## GIVEN TASK:
Find every line in the records below that holds the word "Futures" and copy it.

## DATA PROVIDED:
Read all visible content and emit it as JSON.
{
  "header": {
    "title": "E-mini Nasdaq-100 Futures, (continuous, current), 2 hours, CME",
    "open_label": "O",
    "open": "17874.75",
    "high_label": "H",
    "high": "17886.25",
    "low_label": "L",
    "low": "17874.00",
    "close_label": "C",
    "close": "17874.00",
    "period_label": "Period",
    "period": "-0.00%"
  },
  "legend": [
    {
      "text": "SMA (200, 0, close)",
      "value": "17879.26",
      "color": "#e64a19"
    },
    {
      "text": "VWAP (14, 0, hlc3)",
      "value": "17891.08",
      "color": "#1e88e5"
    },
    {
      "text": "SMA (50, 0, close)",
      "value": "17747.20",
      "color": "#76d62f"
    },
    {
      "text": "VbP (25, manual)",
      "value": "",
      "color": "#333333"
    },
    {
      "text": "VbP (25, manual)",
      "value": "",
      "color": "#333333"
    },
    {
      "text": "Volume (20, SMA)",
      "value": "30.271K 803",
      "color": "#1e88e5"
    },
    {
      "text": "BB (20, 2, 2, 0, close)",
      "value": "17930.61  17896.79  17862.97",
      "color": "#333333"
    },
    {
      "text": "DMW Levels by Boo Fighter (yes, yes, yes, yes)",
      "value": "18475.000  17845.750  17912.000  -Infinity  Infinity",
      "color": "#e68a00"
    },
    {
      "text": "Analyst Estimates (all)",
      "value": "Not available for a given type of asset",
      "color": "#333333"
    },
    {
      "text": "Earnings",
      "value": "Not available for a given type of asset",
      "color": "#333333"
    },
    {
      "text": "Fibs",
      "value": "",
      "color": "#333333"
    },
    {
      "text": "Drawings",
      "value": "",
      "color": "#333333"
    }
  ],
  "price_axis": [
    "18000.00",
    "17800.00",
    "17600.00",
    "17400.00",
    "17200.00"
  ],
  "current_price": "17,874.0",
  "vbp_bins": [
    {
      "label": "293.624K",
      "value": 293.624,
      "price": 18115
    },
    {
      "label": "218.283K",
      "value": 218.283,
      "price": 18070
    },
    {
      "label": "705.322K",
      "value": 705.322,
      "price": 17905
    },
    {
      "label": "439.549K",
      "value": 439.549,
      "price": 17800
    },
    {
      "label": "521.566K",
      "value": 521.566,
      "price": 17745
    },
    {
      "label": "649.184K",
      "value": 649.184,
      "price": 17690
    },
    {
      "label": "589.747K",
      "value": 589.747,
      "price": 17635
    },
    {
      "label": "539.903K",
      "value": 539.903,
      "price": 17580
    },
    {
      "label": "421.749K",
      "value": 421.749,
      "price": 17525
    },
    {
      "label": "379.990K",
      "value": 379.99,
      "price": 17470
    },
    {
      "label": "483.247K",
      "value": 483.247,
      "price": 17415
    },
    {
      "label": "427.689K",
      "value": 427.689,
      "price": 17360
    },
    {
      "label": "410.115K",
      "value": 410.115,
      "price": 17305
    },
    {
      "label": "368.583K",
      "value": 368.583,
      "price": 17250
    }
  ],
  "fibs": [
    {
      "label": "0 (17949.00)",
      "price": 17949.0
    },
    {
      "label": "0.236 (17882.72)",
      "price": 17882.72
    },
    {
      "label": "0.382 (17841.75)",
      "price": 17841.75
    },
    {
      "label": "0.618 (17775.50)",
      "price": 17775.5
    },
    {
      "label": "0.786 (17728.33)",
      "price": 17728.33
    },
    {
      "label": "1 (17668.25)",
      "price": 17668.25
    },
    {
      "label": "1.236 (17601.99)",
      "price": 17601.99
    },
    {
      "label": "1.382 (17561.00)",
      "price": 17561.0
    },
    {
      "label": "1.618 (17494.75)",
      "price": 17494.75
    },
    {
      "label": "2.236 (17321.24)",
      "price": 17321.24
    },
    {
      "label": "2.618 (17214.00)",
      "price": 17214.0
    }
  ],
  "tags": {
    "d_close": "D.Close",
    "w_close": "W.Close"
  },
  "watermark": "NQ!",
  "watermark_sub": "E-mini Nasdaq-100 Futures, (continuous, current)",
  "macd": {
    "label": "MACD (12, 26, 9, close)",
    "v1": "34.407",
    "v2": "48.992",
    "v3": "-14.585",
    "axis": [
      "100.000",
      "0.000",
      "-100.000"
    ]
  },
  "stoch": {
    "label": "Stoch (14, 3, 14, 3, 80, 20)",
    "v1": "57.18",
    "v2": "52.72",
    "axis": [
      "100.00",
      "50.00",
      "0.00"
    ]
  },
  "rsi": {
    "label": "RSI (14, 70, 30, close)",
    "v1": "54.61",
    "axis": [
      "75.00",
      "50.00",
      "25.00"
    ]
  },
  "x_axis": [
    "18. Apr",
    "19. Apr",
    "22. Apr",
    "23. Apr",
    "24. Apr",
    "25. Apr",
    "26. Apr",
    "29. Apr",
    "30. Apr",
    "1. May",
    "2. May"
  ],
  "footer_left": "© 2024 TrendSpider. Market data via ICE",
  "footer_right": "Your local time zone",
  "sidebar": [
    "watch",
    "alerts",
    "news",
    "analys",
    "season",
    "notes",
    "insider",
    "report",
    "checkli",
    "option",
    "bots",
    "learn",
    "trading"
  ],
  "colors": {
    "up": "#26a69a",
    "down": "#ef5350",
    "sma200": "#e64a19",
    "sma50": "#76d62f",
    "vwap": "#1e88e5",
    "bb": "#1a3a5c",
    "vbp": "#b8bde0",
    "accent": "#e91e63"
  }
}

## COMPLETE ANSWER:
    "title": "E-mini Nasdaq-100 Futures, (continuous, current), 2 hours, CME",
  "watermark_sub": "E-mini Nasdaq-100 Futures, (continuous, current)",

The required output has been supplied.